**Directive**
Can you print the lines of the listing from the line with "Patent image size: (1007, 1270)." up to and including the line with "The user 106 is at (601, 610).", word for word?

--- Start of Material provided ---

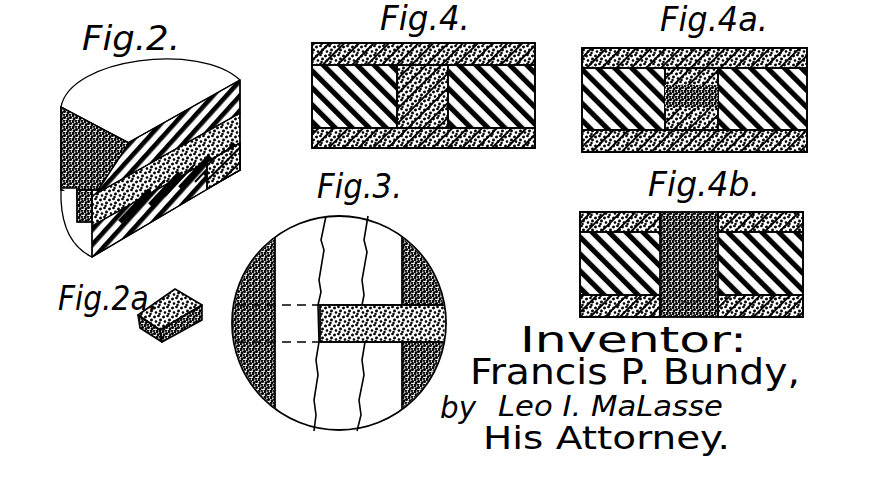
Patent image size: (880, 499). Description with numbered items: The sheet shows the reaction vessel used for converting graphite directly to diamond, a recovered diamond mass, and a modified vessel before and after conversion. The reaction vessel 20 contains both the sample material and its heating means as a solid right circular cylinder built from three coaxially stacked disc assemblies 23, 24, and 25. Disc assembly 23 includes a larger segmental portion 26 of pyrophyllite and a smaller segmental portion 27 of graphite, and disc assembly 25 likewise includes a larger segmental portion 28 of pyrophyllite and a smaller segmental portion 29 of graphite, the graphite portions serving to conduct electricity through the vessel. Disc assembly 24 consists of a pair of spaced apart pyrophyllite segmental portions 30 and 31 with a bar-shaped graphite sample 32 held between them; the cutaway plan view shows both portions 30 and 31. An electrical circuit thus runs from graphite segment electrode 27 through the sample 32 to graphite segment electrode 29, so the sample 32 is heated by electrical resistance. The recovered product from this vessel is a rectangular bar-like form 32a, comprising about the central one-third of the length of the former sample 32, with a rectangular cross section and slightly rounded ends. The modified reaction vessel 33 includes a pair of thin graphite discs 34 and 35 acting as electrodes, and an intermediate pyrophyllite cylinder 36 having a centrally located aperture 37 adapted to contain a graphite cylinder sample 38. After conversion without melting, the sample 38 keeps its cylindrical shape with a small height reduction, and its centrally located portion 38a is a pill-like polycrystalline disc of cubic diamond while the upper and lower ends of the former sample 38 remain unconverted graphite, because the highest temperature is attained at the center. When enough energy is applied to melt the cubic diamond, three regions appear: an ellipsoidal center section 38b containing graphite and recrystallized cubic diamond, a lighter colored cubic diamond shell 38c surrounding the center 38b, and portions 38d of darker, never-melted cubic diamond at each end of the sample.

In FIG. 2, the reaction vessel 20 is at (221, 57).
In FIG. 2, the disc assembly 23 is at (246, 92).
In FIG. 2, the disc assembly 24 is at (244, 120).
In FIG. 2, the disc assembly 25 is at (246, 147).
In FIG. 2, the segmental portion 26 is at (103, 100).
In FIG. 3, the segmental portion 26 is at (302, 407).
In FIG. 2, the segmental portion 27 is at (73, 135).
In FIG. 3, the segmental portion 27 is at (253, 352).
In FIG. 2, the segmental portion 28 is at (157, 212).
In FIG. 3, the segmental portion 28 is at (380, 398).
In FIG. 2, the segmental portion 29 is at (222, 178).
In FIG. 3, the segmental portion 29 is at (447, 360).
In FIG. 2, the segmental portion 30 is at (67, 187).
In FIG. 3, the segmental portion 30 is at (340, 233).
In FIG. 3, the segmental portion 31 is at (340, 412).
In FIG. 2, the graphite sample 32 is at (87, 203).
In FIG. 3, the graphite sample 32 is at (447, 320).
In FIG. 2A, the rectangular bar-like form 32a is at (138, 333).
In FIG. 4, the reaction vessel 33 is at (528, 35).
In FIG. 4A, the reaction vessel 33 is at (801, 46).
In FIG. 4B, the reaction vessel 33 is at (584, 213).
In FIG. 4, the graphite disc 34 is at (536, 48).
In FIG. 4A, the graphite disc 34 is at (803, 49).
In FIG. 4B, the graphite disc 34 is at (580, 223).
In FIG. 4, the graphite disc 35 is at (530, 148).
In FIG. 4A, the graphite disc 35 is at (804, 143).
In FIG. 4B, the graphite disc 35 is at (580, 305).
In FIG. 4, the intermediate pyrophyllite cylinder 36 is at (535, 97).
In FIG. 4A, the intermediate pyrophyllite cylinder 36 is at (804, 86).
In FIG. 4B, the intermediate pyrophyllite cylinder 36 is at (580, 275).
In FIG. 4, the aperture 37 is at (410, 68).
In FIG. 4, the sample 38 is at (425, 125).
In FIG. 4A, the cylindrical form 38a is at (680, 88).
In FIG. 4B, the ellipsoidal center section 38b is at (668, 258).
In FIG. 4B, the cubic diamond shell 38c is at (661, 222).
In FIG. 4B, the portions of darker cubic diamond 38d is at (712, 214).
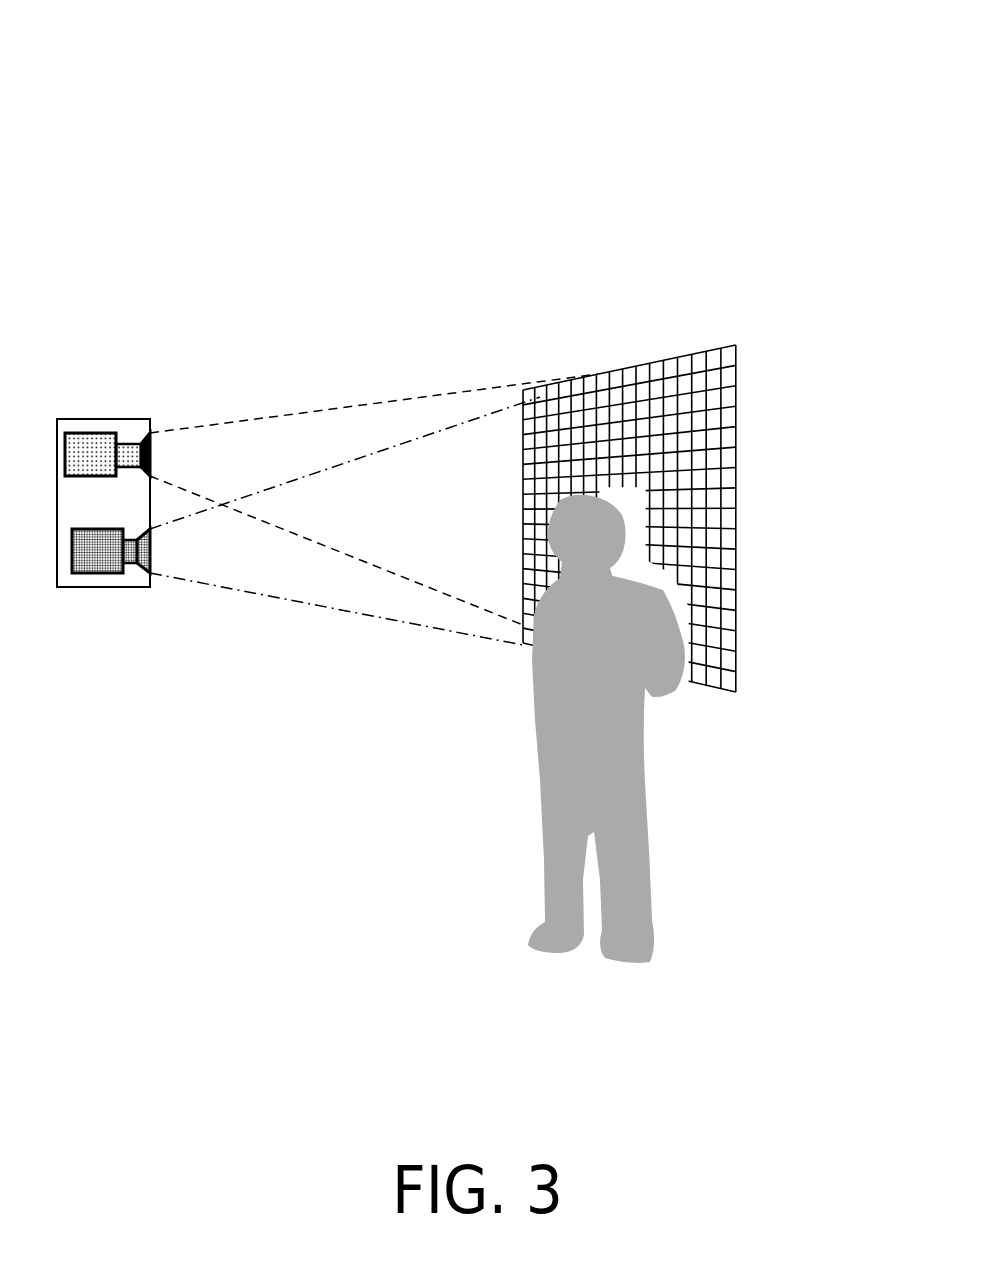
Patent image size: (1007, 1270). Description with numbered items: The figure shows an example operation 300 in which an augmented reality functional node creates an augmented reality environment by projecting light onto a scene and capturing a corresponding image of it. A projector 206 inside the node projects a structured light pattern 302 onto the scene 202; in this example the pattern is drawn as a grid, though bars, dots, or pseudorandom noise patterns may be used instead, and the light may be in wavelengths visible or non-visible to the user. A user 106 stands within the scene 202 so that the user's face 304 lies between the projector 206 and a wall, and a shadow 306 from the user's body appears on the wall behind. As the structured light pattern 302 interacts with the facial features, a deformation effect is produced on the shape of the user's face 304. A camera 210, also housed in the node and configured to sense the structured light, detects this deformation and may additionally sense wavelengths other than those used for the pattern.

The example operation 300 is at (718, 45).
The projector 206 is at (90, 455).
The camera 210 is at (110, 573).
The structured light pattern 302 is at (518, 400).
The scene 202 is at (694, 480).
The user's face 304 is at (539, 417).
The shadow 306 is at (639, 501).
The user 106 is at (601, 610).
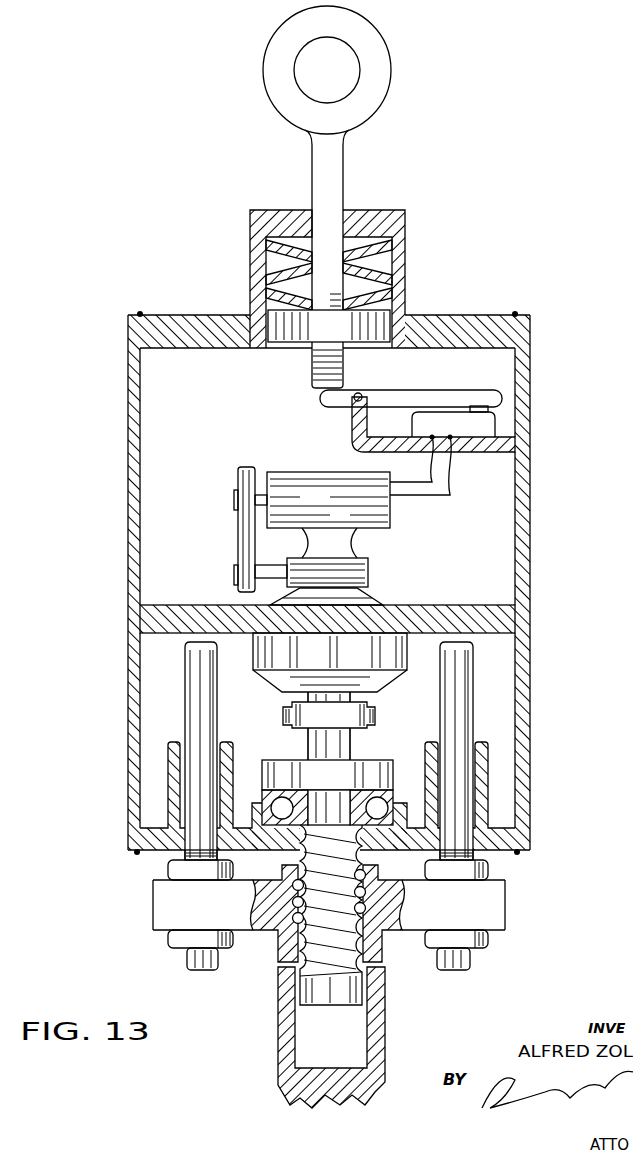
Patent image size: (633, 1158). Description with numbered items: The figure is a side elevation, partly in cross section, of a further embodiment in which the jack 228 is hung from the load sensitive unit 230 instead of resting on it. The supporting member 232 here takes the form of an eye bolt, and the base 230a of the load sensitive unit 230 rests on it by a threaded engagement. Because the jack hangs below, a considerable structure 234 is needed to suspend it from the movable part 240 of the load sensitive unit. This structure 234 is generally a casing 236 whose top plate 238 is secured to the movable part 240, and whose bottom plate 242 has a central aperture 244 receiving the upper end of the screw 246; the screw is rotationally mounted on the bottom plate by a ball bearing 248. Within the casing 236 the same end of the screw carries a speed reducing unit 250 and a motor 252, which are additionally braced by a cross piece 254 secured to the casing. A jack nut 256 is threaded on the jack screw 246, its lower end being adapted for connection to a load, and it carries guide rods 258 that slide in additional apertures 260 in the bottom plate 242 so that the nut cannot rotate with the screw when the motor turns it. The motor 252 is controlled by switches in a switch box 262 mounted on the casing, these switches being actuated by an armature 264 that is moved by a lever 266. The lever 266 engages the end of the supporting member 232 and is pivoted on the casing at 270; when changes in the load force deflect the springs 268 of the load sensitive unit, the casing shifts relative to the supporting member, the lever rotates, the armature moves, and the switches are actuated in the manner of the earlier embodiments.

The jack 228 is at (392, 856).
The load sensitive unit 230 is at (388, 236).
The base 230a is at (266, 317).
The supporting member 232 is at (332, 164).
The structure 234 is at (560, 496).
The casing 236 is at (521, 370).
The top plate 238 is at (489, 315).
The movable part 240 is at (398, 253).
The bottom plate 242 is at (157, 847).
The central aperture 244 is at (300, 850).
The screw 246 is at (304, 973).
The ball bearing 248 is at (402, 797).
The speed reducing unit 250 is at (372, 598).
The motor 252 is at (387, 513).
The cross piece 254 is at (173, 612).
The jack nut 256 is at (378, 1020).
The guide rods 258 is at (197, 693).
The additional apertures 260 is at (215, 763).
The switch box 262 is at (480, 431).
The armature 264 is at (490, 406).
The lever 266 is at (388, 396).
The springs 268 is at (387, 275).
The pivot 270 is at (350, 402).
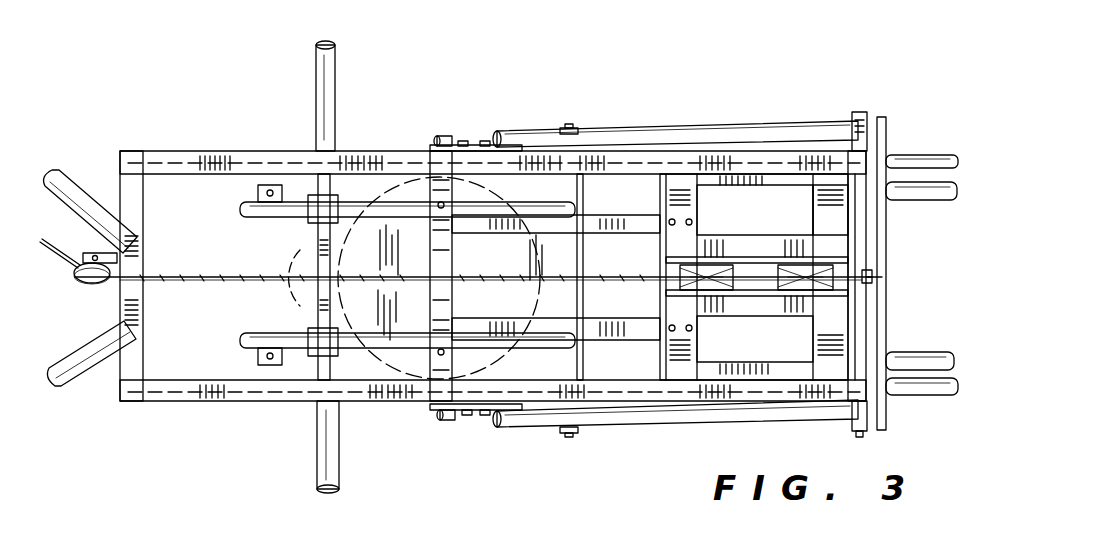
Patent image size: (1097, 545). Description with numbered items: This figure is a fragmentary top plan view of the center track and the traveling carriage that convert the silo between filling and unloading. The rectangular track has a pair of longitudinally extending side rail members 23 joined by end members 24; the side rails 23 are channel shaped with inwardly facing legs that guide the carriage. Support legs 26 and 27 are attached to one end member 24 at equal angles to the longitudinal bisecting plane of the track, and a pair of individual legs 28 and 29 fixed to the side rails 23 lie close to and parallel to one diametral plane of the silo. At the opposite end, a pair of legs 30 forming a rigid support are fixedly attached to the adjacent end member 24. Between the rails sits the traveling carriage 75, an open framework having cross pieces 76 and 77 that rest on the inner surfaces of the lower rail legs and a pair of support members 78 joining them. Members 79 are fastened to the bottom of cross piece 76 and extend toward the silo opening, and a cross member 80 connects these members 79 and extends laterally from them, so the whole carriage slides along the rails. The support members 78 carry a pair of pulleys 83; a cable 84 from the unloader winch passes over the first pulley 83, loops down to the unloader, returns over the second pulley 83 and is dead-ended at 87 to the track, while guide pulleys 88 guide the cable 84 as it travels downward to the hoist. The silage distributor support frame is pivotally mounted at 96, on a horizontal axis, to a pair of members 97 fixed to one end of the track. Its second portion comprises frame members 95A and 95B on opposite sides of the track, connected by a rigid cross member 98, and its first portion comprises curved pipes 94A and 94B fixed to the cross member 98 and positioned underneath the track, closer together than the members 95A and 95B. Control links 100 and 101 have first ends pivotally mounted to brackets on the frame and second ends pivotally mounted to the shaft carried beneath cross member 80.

--- End of Material provided ---

**The reply**
Patent image size: (1007, 1270). Description with numbered items: The figure shows an example operation 300 in which an augmented reality functional node creates an augmented reality environment by projecting light onto a scene and capturing a corresponding image of it. A projector 206 inside the node projects a structured light pattern 302 onto the scene 202; in this example the pattern is drawn as a grid, though bars, dots, or pseudorandom noise patterns may be used instead, and the light may be in wavelengths visible or non-visible to the user. A user 106 stands within the scene 202 so that the user's face 304 lies between the projector 206 and a wall, and a shadow 306 from the user's body appears on the wall behind. As the structured light pattern 302 interacts with the facial features, a deformation effect is produced on the shape of the user's face 304. A camera 210, also housed in the node and configured to sense the structured light, detects this deformation and may additionally sense wavelengths other than those used for the pattern.

The example operation 300 is at (718, 45).
The projector 206 is at (90, 455).
The camera 210 is at (110, 573).
The structured light pattern 302 is at (518, 400).
The scene 202 is at (694, 480).
The user's face 304 is at (539, 417).
The shadow 306 is at (639, 501).
The user 106 is at (601, 610).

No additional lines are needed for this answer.